EXERCISE DIRECTIONS:
All of the lines below are to be printed again exactly; images are excluded from the output.

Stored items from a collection

********************

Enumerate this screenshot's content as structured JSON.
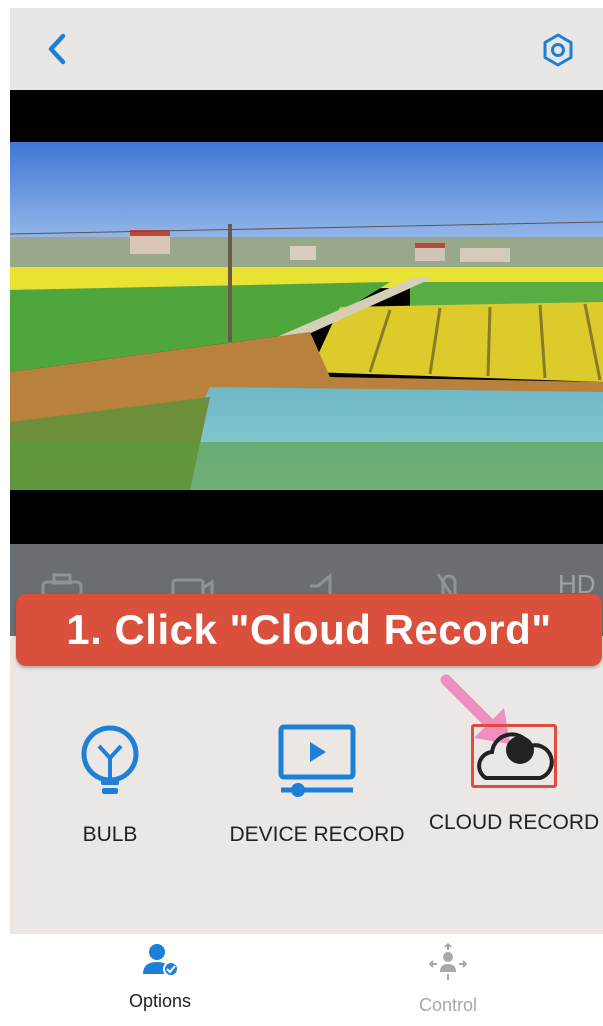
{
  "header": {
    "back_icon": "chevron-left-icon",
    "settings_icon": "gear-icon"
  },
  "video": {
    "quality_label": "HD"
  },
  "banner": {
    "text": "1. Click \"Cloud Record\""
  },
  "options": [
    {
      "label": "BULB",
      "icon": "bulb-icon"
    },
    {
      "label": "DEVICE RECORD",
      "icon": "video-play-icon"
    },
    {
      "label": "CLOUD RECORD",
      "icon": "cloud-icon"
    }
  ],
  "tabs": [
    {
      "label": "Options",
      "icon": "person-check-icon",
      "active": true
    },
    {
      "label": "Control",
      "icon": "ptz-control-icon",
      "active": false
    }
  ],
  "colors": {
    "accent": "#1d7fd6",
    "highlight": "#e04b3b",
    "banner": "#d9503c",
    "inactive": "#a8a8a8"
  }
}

********************

THE OUTPUT:
Enumerate this screenshot's content as structured JSON.
{
  "header": {
    "back_icon": "chevron-left-icon",
    "settings_icon": "gear-icon"
  },
  "video": {
    "quality_label": "HD"
  },
  "banner": {
    "text": "1. Click \"Cloud Record\""
  },
  "options": [
    {
      "label": "BULB",
      "icon": "bulb-icon"
    },
    {
      "label": "DEVICE RECORD",
      "icon": "video-play-icon"
    },
    {
      "label": "CLOUD RECORD",
      "icon": "cloud-icon"
    }
  ],
  "tabs": [
    {
      "label": "Options",
      "icon": "person-check-icon",
      "active": true
    },
    {
      "label": "Control",
      "icon": "ptz-control-icon",
      "active": false
    }
  ],
  "colors": {
    "accent": "#1d7fd6",
    "highlight": "#e04b3b",
    "banner": "#d9503c",
    "inactive": "#a8a8a8"
  }
}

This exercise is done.